§ **DIRECTION**: Of the lines in the entries below, state how many hold the word "icon". Say nothing else.

§ **RECORDS TO PROCESS**:
** START **

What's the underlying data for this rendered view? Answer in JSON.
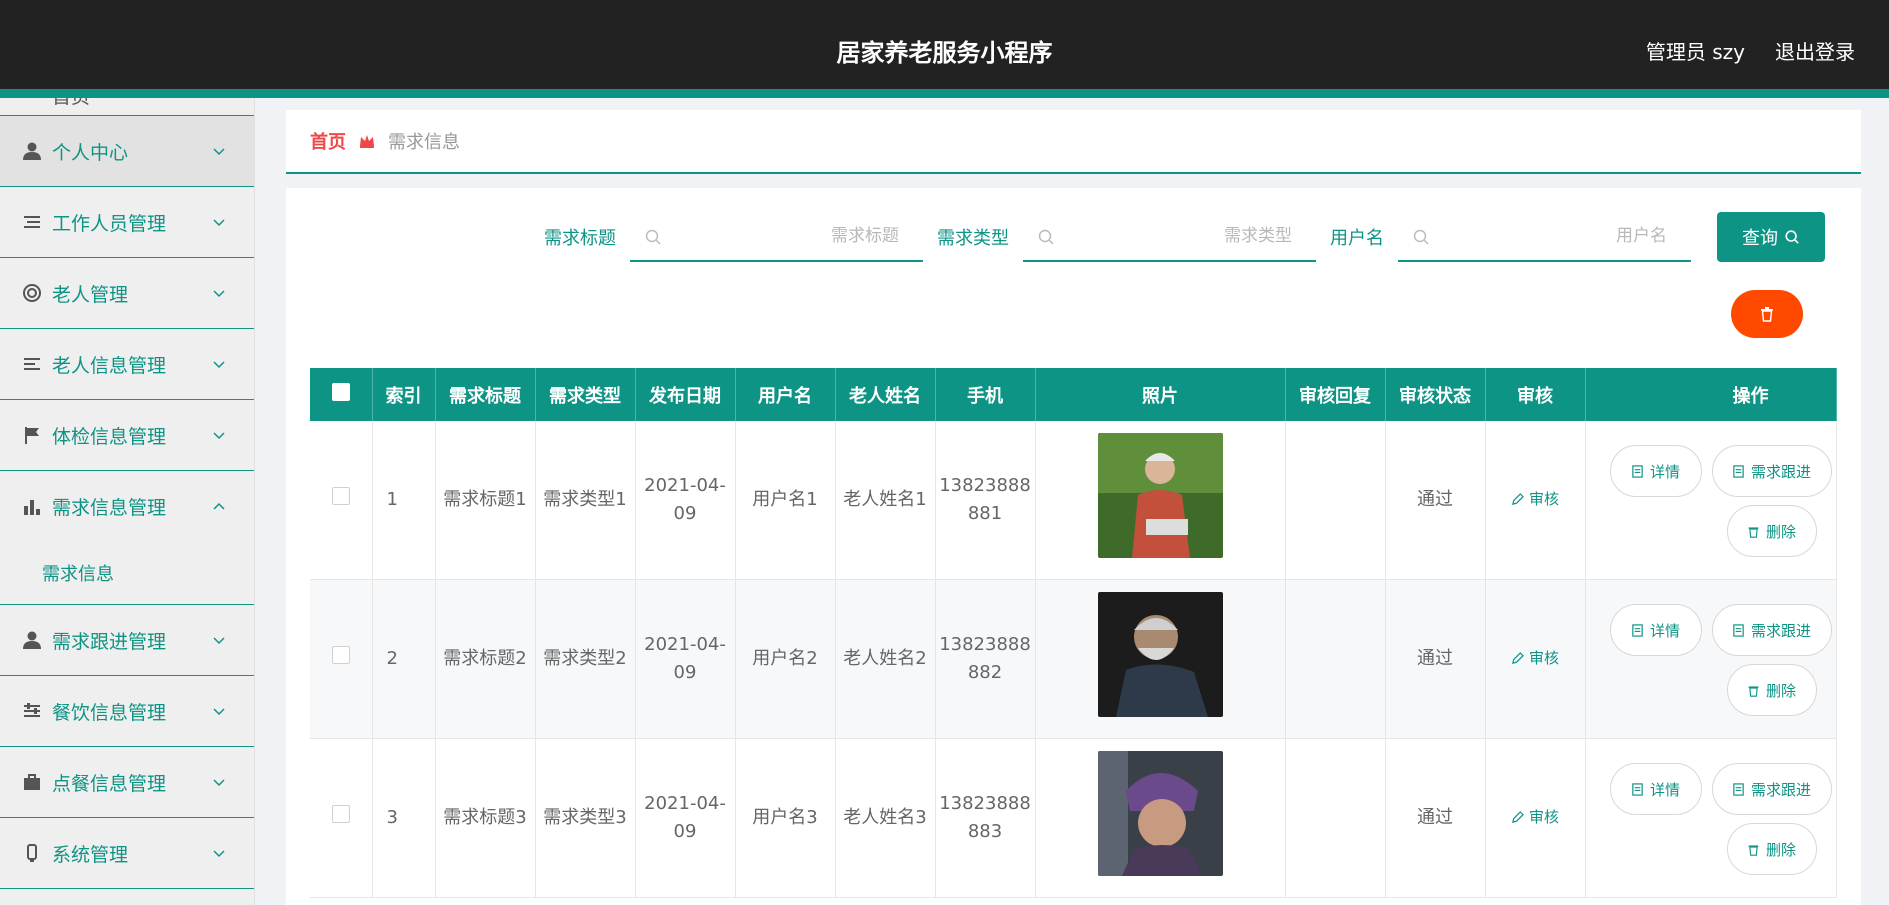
{
  "header": {
    "title": "居家养老服务小程序",
    "admin_label": "管理员 szy",
    "logout_label": "退出登录"
  },
  "sidebar": {
    "partial_top_label": "首页",
    "items": [
      {
        "label": "个人中心",
        "icon": "user-icon"
      },
      {
        "label": "工作人员管理",
        "icon": "list-icon"
      },
      {
        "label": "老人管理",
        "icon": "lifebuoy-icon"
      },
      {
        "label": "老人信息管理",
        "icon": "list-icon"
      },
      {
        "label": "体检信息管理",
        "icon": "flag-icon"
      },
      {
        "label": "需求信息管理",
        "icon": "bar-chart-icon",
        "expanded": true
      },
      {
        "label": "需求跟进管理",
        "icon": "user-icon"
      },
      {
        "label": "餐饮信息管理",
        "icon": "sliders-icon"
      },
      {
        "label": "点餐信息管理",
        "icon": "briefcase-icon"
      },
      {
        "label": "系统管理",
        "icon": "system-icon"
      }
    ],
    "submenu_label": "需求信息"
  },
  "breadcrumb": {
    "home": "首页",
    "current": "需求信息"
  },
  "search": {
    "fields": [
      {
        "label": "需求标题",
        "placeholder": "需求标题"
      },
      {
        "label": "需求类型",
        "placeholder": "需求类型"
      },
      {
        "label": "用户名",
        "placeholder": "用户名"
      }
    ],
    "query_label": "查询"
  },
  "table": {
    "columns": [
      "索引",
      "需求标题",
      "需求类型",
      "发布日期",
      "用户名",
      "老人姓名",
      "手机",
      "照片",
      "审核回复",
      "审核状态",
      "审核",
      "操作"
    ],
    "rows": [
      {
        "index": "1",
        "title": "需求标题1",
        "type": "需求类型1",
        "date": "2021-04-09",
        "user": "用户名1",
        "elder": "老人姓名1",
        "phone": "13823888881",
        "reply": "",
        "status": "通过",
        "audit": "审核"
      },
      {
        "index": "2",
        "title": "需求标题2",
        "type": "需求类型2",
        "date": "2021-04-09",
        "user": "用户名2",
        "elder": "老人姓名2",
        "phone": "13823888882",
        "reply": "",
        "status": "通过",
        "audit": "审核"
      },
      {
        "index": "3",
        "title": "需求标题3",
        "type": "需求类型3",
        "date": "2021-04-09",
        "user": "用户名3",
        "elder": "老人姓名3",
        "phone": "13823888883",
        "reply": "",
        "status": "通过",
        "audit": "审核"
      }
    ],
    "ops": {
      "detail": "详情",
      "follow": "需求跟进",
      "delete": "删除"
    }
  },
  "colors": {
    "accent": "#0e9485",
    "header_bg": "#222222",
    "danger": "#ff4800",
    "breadcrumb_home": "#f04848"
  }
}
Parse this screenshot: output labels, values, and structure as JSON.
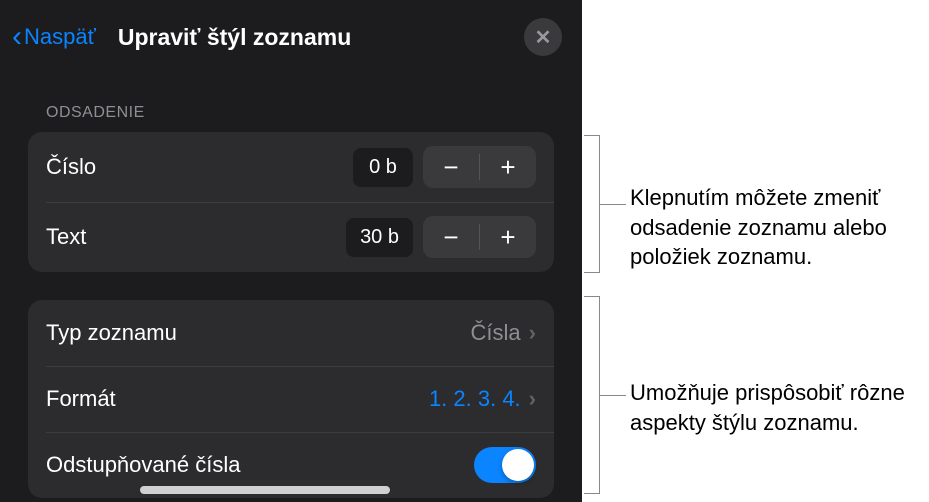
{
  "header": {
    "back_label": "Naspäť",
    "title": "Upraviť štýl zoznamu"
  },
  "section": {
    "odsadenie_header": "ODSADENIE"
  },
  "indent": {
    "cislo": {
      "label": "Číslo",
      "value": "0 b"
    },
    "text": {
      "label": "Text",
      "value": "30 b"
    }
  },
  "list_type": {
    "typ_label": "Typ zoznamu",
    "typ_value": "Čísla",
    "format_label": "Formát",
    "format_value": "1. 2. 3. 4.",
    "tiered_label": "Odstupňované čísla"
  },
  "callouts": {
    "c1": "Klepnutím môžete zmeniť odsadenie zoznamu alebo položiek zoznamu.",
    "c2": "Umožňuje prispôsobiť rôzne aspekty štýlu zoznamu."
  }
}
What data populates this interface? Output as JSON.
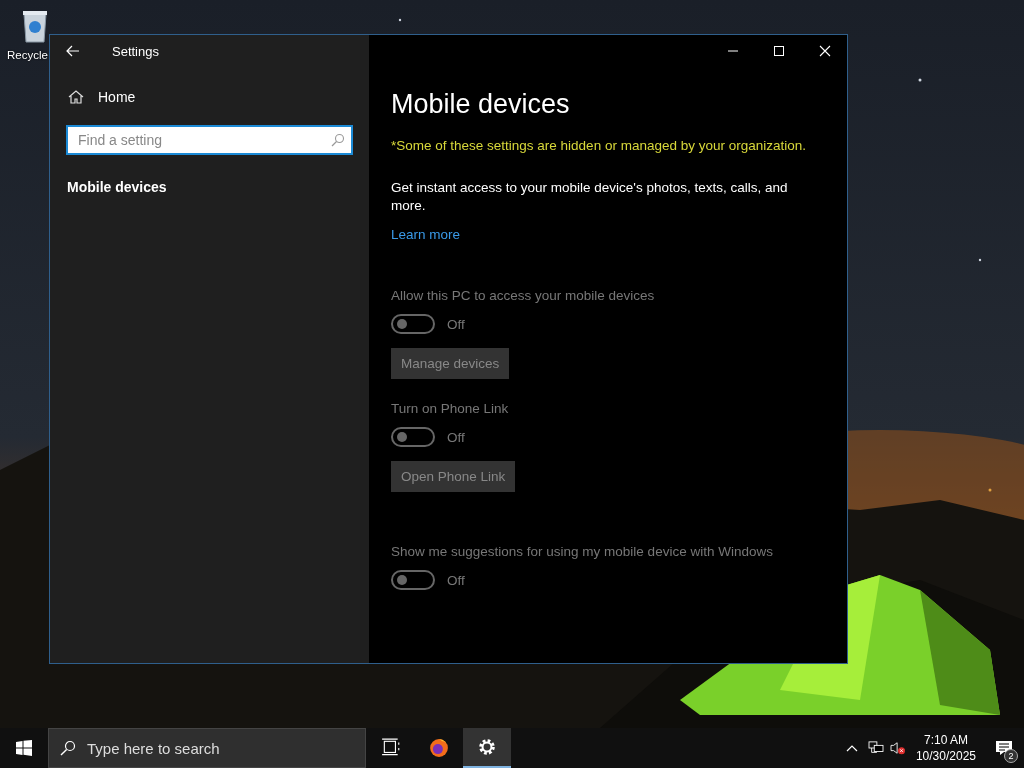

** END **

§ **RESPONSE TO THE TASK**: 10